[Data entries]
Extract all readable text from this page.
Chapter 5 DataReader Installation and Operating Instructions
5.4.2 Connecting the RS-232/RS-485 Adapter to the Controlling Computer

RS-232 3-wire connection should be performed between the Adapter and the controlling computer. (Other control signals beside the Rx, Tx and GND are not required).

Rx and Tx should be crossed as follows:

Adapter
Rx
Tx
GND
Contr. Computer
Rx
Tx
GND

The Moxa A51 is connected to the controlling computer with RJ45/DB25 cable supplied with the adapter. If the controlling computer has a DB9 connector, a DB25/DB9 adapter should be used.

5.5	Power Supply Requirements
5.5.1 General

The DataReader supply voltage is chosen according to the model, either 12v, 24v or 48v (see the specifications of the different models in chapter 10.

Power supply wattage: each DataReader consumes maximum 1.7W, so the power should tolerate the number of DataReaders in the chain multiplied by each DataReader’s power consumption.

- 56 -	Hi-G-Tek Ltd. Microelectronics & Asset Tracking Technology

--

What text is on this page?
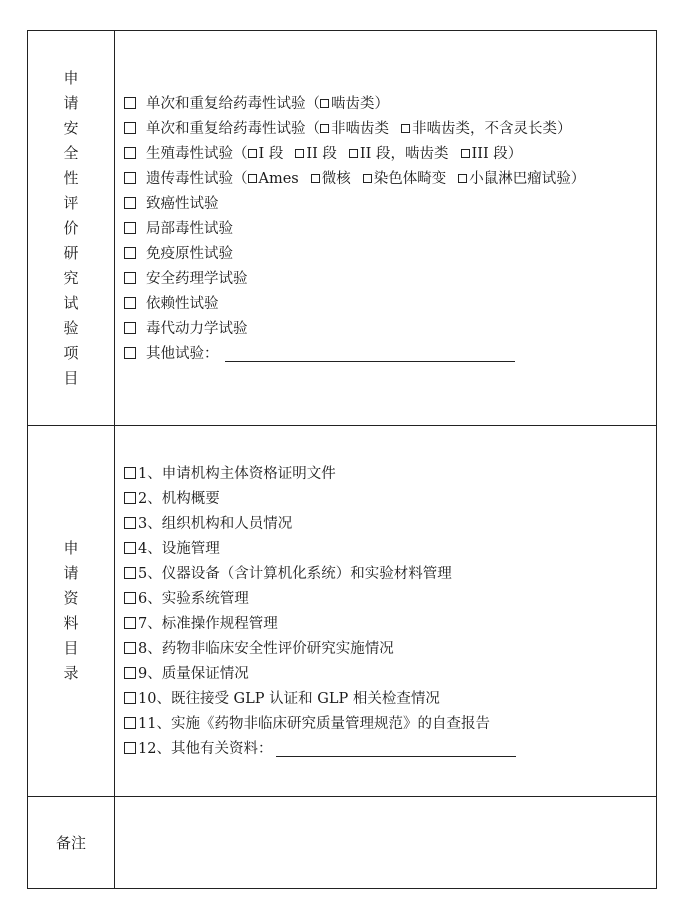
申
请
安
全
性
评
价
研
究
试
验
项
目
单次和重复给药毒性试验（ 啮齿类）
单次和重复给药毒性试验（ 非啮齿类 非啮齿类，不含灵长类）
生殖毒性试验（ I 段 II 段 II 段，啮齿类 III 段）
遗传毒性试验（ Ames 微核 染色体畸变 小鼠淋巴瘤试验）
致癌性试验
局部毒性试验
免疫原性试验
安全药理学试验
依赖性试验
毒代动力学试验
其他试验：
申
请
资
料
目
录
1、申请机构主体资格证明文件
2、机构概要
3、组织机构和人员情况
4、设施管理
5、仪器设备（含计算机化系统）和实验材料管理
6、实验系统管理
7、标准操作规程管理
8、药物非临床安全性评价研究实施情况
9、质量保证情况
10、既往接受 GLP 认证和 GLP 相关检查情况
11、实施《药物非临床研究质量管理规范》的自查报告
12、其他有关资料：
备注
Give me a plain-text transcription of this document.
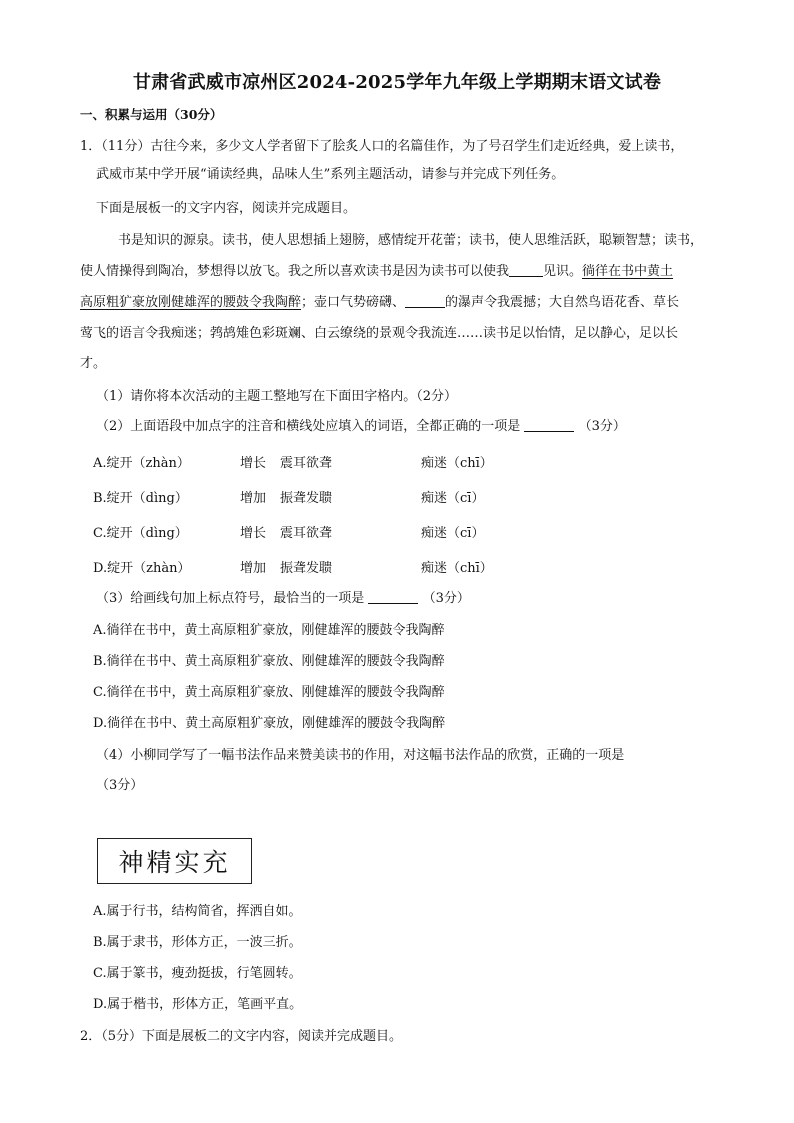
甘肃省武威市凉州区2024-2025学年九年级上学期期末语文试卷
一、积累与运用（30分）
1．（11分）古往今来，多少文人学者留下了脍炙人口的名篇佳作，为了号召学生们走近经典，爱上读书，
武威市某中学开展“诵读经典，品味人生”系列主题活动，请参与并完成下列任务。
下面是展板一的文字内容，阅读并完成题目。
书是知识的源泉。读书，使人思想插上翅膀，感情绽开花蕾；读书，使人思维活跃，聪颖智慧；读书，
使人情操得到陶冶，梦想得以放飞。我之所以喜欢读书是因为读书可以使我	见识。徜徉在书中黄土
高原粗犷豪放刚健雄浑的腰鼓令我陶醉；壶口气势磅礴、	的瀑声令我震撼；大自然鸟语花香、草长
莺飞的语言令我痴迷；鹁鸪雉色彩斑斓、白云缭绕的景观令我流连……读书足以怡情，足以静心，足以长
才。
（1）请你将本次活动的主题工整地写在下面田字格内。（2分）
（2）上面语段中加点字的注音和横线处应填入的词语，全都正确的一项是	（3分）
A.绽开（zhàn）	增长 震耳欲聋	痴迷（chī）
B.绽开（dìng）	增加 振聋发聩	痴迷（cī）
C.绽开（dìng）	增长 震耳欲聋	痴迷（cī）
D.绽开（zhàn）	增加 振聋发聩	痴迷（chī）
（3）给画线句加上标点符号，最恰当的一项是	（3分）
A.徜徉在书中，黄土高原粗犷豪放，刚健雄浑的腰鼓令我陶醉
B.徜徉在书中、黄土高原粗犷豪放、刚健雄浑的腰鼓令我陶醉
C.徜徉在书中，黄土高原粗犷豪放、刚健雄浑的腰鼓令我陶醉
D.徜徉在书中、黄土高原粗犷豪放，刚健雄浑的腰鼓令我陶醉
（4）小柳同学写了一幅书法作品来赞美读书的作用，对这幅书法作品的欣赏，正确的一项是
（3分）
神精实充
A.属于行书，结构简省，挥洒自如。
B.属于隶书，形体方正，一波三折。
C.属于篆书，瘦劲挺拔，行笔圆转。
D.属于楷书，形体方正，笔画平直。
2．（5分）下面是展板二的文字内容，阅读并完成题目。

--

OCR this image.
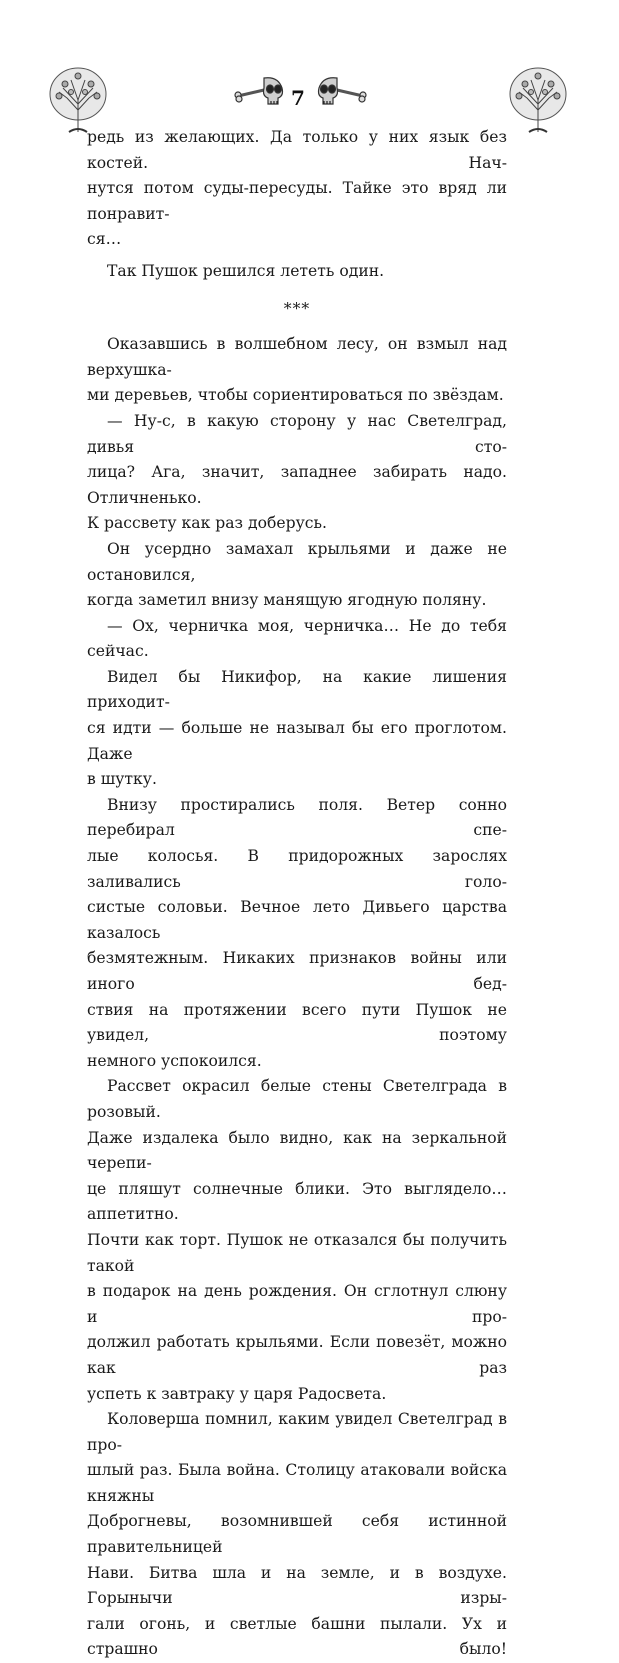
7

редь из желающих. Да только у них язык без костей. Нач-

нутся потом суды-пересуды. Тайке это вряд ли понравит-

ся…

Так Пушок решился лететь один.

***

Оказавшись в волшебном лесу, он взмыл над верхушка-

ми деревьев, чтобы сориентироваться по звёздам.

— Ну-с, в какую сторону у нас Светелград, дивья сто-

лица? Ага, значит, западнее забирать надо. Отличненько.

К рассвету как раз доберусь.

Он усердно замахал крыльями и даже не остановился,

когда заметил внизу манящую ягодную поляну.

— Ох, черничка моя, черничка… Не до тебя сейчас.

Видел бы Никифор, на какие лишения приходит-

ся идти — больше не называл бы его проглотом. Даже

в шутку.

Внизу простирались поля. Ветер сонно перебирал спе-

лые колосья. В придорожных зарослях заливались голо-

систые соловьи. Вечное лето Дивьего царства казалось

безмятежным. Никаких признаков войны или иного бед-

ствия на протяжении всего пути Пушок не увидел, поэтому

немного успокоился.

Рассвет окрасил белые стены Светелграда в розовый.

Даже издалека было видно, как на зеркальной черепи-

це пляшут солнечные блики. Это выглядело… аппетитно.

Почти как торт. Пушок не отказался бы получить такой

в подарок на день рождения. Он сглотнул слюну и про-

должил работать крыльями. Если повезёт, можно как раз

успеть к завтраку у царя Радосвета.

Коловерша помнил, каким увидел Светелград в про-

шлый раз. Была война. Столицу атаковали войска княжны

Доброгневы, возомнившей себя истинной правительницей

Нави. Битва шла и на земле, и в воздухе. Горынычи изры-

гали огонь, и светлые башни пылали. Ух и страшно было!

### Problem
Using the records above, say how many lines include the string "увидел". Only the number is wanted.

### Response
2